:: Task statement ::
Pick out the lines in the listing below that contain the word "протяните" and copy them.

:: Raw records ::
▬▬▬

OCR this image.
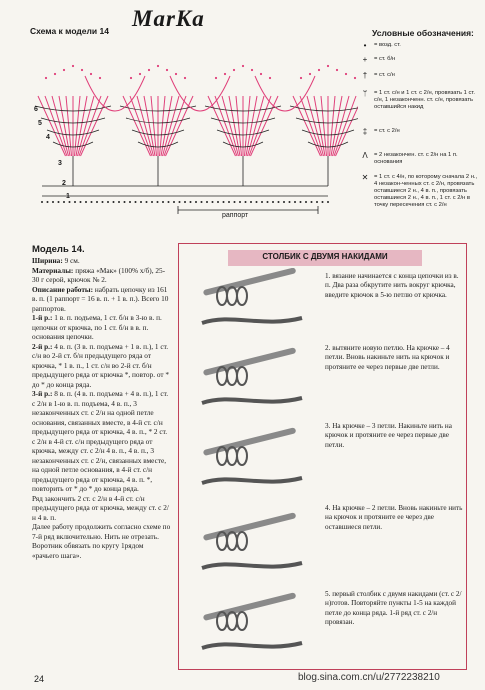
MarKa
Схема к модели 14
раппорт
6
5
4
3
2
1
Условные обозначения:
•	= возд. ст.
+	= ст. б/н
†	= ст. с/н
ᛘ	= 1 ст. с/н и 1 ст. с 2/н, провязать 1 ст. с/н, 1 незаконченн. ст. с/н, провязать оставшийся накид
‡	= ст. с 2/н
Λ	= 2 незакончен. ст. с 2/н на 1 п. основания
✕ = 1 ст. с 4/н, по которому сначала 2 н., 4 незакон-ченных ст. с 2/н, провязать оставшиеся 2 н., 4 в. п., провязать оставшиеся 2 н., 4 в. п., 1 ст. с 2/н в точку пересечения ст. с 2/н
Модель 14.

Ширина: 9 см.

Материалы: пряжа «Мак» (100% х/б), 25-30 г серой, крючок № 2.

Описание работы: набрать цепочку из 161 в. п. (1 раппорт = 16 в. п. + 1 в. п.). Всего 10 раппортов.

1-й р.: 1 в. п. подъема, 1 ст. б/н в 3-ю в. п. цепочки от крючка, по 1 ст. б/н в в. п. основания цепочки.

2-й р.: 4 в. п. (3 в. п. подъема + 1 в. п.), 1 ст. с/н во 2-й ст. б/н предыдущего ряда от крючка, * 1 в. п., 1 ст. с/н во 2-й ст. б/н предыдущего ряда от крючка *, повтор. от * до * до конца ряда.

3-й р.: 8 в. п. (4 в. п. подъема + 4 в. п.), 1 ст. с 2/н в 1-ю в. п. подъема, 4 в. п., 3 незаконченных ст. с 2/н на одной петле основания, связанных вместе, в 4-й ст. с/н предыдущего ряда от крючка, 4 в. п., * 2 ст. с 2/н в 4-й ст. с/н предыдущего ряда от крючка, между ст. с 2/н 4 в. п., 4 в. п., 3 незаконченных ст. с 2/н, связанных вместе, на одной петле основания, в 4-й ст. с/н предыдущего ряда от крючка, 4 в. п. *, повторить от * до * до конца ряда.

Ряд закончить 2 ст. с 2/н в 4-й ст. с/н предыдущего ряда от крючка, между ст. с 2/н 4 в. п.

Далее работу продолжить согласно схеме по 7-й ряд включительно. Нить не отрезать.

Воротник обвязать по кругу 1рядом «рачьего шага».

СТОЛБИК С ДВУМЯ НАКИДАМИ
1. вязание начинается с конца цепочки из в. п. Два раза обкрутите нить вокруг крючка, введите крючок в 5-ю петлю от крючка.
2. вытяните новую петлю. На крючке – 4 петли. Вновь накиньте нить на крючок и протяните ее через первые две петли.
3. На крючке – 3 петли. Накиньте нить на крючок и протяните ее через первые две петли.
4. На крючке – 2 петли. Вновь накиньте нить на крючок и протяните ее через две оставшиеся петли.
5. первый столбик с двумя накидами (ст. с 2/н)готов. Повторяйте пункты 1-5 на каждой петле до конца ряда. 1-й ряд ст. с 2/н провязан.
24	blog.sina.com.cn/u/2772238210
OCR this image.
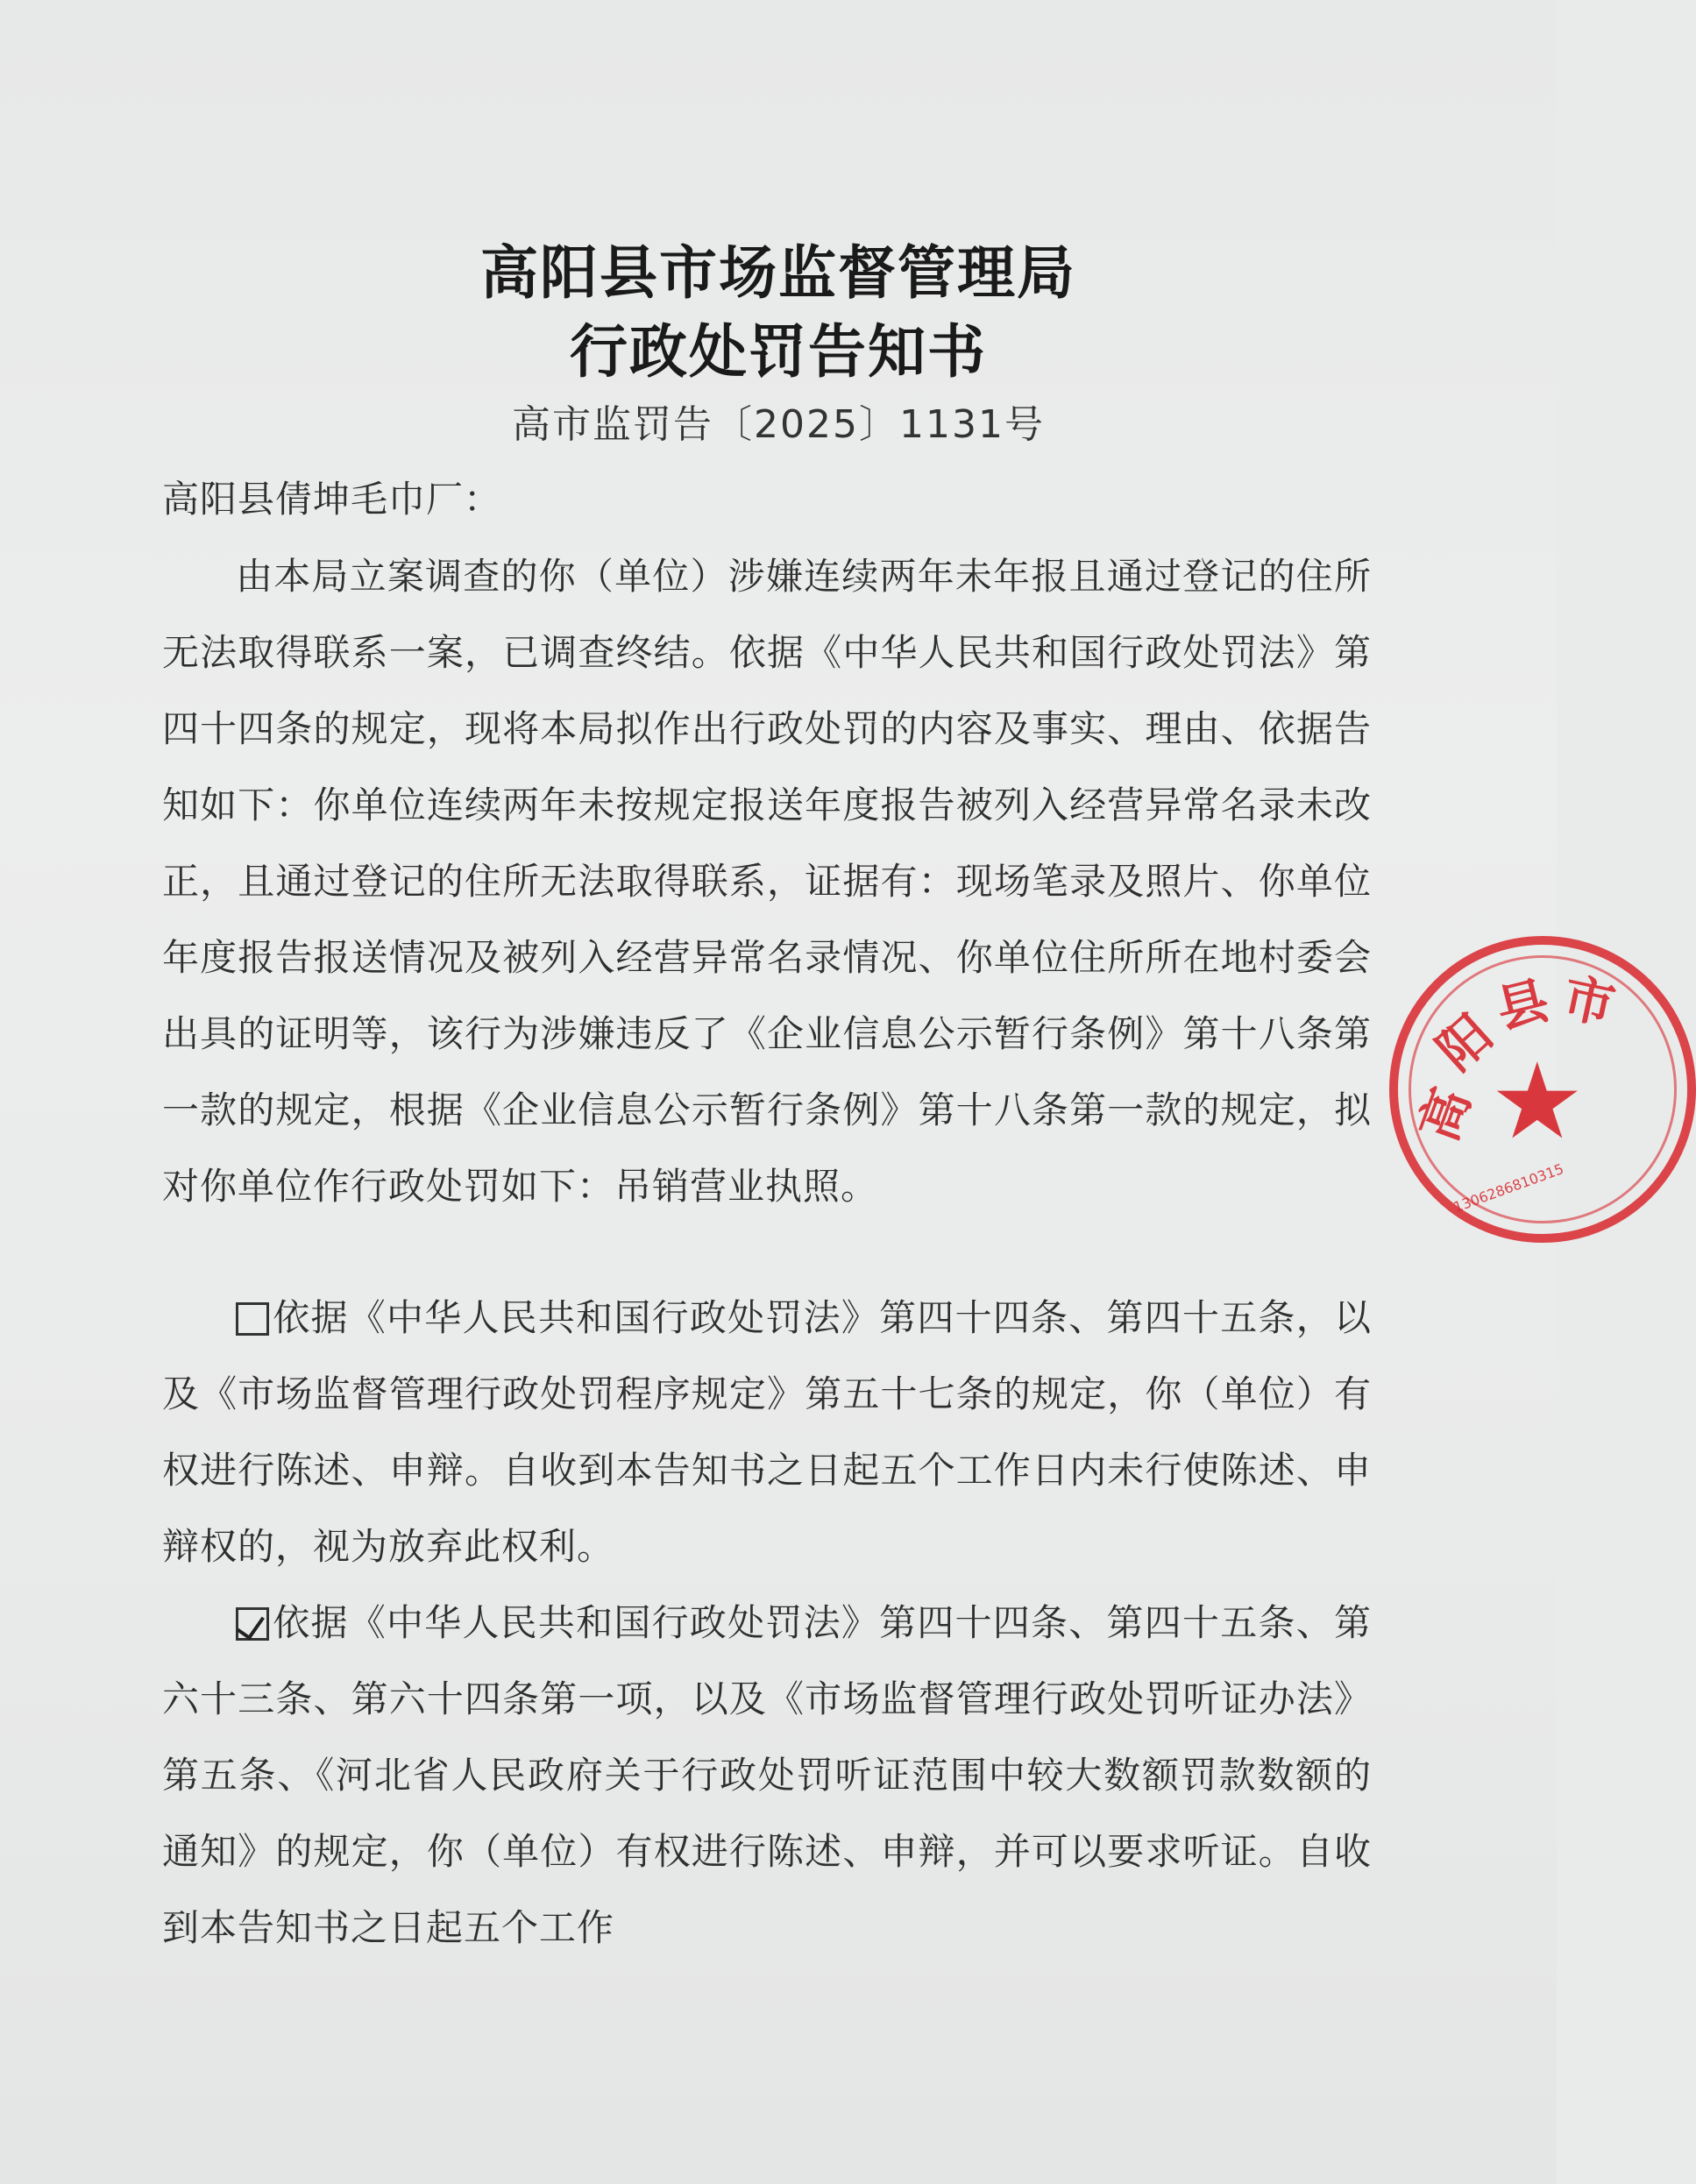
高阳县市场监督管理局
行政处罚告知书
高市监罚告〔2025〕1131号
高阳县倩坤毛巾厂：
由本局立案调查的你（单位）涉嫌连续两年未年报且通过登记的住所无法取得联系一案，已调查终结。依据《中华人民共和国行政处罚法》第四十四条的规定，现将本局拟作出行政处罚的内容及事实、理由、依据告知如下：你单位连续两年未按规定报送年度报告被列入经营异常名录未改正，且通过登记的住所无法取得联系，证据有：现场笔录及照片、你单位年度报告报送情况及被列入经营异常名录情况、你单位住所所在地村委会出具的证明等，该行为涉嫌违反了《企业信息公示暂行条例》第十八条第一款的规定，根据《企业信息公示暂行条例》第十八条第一款的规定，拟对你单位作行政处罚如下：吊销营业执照。
依据《中华人民共和国行政处罚法》第四十四条、第四十五条，以及《市场监督管理行政处罚程序规定》第五十七条的规定，你（单位）有权进行陈述、申辩。自收到本告知书之日起五个工作日内未行使陈述、申辩权的，视为放弃此权利。
依据《中华人民共和国行政处罚法》第四十四条、第四十五条、第六十三条、第六十四条第一项，以及《市场监督管理行政处罚听证办法》第五条、《河北省人民政府关于行政处罚听证范围中较大数额罚款数额的通知》的规定，你（单位）有权进行陈述、申辩，并可以要求听证。自收到本告知书之日起五个工作
高
阳
县 市
★
1306286810315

▬▬▬

:: Written solution ::
2. вытяните новую петлю. На крючке – 4 петли. Вновь накиньте нить на крючок и протяните ее через первые две петли.
3. На крючке – 3 петли. Накиньте нить на крючок и протяните ее через первые две петли.
4. На крючке – 2 петли. Вновь накиньте нить на крючок и протяните ее через две оставшиеся петли.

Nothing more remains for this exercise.